Given instruction — Copy the records exactly, from their first line through the line containing "x-tick-label: Oct (475, 603, 496, 618)", including both of those lines.

··· Data to use ···

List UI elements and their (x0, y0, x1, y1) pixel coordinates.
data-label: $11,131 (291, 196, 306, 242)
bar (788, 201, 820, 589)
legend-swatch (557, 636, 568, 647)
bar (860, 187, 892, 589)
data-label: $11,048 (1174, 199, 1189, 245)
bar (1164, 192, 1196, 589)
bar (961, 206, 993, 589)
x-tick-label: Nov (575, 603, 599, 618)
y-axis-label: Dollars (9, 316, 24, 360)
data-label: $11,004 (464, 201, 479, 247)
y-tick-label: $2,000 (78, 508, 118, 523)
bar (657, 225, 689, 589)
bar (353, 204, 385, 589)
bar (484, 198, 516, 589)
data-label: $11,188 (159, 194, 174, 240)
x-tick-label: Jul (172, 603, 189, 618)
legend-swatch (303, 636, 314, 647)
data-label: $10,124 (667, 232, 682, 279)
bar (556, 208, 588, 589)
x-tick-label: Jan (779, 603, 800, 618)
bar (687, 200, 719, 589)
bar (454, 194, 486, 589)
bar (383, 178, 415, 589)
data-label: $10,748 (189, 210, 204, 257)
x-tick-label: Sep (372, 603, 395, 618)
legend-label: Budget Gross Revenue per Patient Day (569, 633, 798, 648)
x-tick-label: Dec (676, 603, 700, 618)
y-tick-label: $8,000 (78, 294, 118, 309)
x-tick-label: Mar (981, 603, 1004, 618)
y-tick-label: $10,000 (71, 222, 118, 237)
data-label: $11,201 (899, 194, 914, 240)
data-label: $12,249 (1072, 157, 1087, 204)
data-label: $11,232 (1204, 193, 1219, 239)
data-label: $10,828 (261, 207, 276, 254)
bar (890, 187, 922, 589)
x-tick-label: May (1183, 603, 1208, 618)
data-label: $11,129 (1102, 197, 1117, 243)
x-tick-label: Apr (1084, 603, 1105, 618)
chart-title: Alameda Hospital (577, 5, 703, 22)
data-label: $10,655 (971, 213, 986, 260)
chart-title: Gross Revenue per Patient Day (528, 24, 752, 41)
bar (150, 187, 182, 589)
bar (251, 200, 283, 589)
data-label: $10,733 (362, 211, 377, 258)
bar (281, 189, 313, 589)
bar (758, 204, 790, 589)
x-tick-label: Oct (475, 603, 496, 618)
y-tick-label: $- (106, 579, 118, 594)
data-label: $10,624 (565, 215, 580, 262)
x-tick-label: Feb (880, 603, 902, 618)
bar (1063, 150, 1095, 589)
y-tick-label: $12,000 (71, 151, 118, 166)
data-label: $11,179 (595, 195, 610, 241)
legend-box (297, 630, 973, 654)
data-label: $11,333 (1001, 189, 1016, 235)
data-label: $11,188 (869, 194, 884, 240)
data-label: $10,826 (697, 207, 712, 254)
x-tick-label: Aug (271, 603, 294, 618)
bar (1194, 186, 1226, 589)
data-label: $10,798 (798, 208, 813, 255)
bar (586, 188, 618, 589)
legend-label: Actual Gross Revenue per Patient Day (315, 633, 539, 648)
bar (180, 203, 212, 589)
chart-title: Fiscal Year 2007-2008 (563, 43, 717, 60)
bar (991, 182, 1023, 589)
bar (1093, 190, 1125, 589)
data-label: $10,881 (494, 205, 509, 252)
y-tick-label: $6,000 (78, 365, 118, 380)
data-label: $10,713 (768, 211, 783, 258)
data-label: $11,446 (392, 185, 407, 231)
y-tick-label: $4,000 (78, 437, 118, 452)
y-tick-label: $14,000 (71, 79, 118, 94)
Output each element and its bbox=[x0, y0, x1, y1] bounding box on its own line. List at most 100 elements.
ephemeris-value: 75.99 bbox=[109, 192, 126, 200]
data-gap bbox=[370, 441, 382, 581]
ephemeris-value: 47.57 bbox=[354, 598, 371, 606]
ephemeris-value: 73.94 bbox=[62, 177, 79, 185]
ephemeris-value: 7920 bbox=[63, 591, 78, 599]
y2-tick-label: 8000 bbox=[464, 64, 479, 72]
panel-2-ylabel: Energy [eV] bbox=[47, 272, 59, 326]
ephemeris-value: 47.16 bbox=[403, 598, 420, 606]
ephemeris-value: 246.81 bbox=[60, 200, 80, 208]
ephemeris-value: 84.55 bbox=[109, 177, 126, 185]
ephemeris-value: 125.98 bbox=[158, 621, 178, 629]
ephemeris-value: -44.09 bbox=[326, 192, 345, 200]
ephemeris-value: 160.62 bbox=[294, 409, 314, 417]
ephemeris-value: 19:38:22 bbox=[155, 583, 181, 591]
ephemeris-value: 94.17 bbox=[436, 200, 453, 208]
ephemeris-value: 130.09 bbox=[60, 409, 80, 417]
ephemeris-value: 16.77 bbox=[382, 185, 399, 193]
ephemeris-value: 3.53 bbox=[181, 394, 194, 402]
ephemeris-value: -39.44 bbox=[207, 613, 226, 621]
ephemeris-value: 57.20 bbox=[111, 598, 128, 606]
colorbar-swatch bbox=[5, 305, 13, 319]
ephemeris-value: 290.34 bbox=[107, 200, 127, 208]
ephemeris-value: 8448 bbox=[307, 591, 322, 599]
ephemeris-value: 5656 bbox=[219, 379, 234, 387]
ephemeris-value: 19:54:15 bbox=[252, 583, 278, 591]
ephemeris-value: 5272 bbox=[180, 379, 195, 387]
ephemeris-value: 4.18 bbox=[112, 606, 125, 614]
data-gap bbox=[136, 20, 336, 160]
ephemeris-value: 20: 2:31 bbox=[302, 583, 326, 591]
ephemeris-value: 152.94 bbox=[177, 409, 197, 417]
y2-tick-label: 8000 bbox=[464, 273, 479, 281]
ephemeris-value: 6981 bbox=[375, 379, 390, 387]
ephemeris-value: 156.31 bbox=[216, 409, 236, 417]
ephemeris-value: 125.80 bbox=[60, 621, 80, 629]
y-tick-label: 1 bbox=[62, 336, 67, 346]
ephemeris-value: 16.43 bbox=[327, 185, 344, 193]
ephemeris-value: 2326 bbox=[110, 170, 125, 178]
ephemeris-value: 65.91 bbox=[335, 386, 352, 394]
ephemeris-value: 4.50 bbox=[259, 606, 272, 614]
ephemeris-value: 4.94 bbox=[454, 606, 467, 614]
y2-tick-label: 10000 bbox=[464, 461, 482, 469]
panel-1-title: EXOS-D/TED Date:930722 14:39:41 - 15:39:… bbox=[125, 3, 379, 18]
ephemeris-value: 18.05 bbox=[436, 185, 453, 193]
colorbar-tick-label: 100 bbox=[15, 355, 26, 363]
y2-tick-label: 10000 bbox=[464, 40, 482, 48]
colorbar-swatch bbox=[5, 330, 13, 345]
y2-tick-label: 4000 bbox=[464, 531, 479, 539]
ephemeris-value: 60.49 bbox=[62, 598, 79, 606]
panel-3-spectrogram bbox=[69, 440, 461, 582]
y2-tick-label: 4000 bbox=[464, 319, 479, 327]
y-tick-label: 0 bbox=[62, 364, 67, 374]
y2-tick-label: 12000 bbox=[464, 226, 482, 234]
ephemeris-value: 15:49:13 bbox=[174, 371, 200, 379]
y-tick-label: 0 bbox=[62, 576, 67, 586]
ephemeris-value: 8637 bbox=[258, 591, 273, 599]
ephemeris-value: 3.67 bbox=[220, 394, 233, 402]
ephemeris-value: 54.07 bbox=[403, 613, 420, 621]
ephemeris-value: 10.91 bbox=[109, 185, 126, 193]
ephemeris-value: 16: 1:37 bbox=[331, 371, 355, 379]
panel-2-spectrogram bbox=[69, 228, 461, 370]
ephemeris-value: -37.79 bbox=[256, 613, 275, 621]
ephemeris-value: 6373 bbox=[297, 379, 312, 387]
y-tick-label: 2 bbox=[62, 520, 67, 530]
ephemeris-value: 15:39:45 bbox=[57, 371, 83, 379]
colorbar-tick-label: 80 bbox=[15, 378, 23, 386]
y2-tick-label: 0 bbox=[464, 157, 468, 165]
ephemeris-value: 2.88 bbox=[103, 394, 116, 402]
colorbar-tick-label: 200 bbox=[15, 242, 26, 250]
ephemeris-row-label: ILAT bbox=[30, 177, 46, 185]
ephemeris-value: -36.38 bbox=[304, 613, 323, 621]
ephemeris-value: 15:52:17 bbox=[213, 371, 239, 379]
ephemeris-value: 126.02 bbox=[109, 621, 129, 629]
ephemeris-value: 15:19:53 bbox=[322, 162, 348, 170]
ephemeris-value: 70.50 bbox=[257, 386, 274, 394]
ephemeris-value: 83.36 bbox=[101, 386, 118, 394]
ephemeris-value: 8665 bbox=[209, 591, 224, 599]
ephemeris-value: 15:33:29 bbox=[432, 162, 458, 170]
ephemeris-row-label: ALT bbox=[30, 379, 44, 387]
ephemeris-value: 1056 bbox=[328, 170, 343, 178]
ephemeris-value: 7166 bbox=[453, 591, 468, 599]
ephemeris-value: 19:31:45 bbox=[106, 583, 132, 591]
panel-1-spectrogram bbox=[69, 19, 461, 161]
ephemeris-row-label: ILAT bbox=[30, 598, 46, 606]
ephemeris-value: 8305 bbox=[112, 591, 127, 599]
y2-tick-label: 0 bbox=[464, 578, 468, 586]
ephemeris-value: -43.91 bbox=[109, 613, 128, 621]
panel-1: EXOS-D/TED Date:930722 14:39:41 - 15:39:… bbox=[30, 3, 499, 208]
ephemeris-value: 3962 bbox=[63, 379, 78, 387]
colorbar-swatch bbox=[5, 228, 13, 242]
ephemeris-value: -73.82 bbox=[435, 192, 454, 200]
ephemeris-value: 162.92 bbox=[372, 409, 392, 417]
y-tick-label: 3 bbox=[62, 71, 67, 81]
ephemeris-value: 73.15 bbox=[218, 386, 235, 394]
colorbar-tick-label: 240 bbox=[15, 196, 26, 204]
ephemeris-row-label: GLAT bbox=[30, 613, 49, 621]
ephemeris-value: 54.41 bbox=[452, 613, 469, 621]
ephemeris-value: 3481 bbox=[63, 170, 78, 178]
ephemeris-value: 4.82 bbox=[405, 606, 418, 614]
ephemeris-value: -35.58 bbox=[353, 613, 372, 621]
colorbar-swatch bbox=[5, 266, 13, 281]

···

Answer to this problem —
List UI elements and their (x0, y0, x1, y1) pixel coordinates.
data-label: $11,131 (291, 196, 306, 242)
bar (788, 201, 820, 589)
legend-swatch (557, 636, 568, 647)
bar (860, 187, 892, 589)
data-label: $11,048 (1174, 199, 1189, 245)
bar (1164, 192, 1196, 589)
bar (961, 206, 993, 589)
x-tick-label: Nov (575, 603, 599, 618)
y-axis-label: Dollars (9, 316, 24, 360)
data-label: $11,004 (464, 201, 479, 247)
y-tick-label: $2,000 (78, 508, 118, 523)
bar (657, 225, 689, 589)
bar (353, 204, 385, 589)
bar (484, 198, 516, 589)
data-label: $11,188 (159, 194, 174, 240)
x-tick-label: Jul (172, 603, 189, 618)
legend-swatch (303, 636, 314, 647)
data-label: $10,124 (667, 232, 682, 279)
bar (556, 208, 588, 589)
x-tick-label: Jan (779, 603, 800, 618)
bar (687, 200, 719, 589)
bar (454, 194, 486, 589)
bar (383, 178, 415, 589)
data-label: $10,748 (189, 210, 204, 257)
x-tick-label: Sep (372, 603, 395, 618)
legend-label: Budget Gross Revenue per Patient Day (569, 633, 798, 648)
x-tick-label: Dec (676, 603, 700, 618)
y-tick-label: $8,000 (78, 294, 118, 309)
x-tick-label: Mar (981, 603, 1004, 618)
y-tick-label: $10,000 (71, 222, 118, 237)
data-label: $11,201 (899, 194, 914, 240)
data-label: $12,249 (1072, 157, 1087, 204)
data-label: $11,232 (1204, 193, 1219, 239)
data-label: $10,828 (261, 207, 276, 254)
bar (890, 187, 922, 589)
x-tick-label: May (1183, 603, 1208, 618)
data-label: $11,129 (1102, 197, 1117, 243)
x-tick-label: Apr (1084, 603, 1105, 618)
chart-title: Alameda Hospital (577, 5, 703, 22)
data-label: $10,655 (971, 213, 986, 260)
chart-title: Gross Revenue per Patient Day (528, 24, 752, 41)
bar (150, 187, 182, 589)
bar (251, 200, 283, 589)
data-label: $10,733 (362, 211, 377, 258)
bar (281, 189, 313, 589)
bar (758, 204, 790, 589)
x-tick-label: Oct (475, 603, 496, 618)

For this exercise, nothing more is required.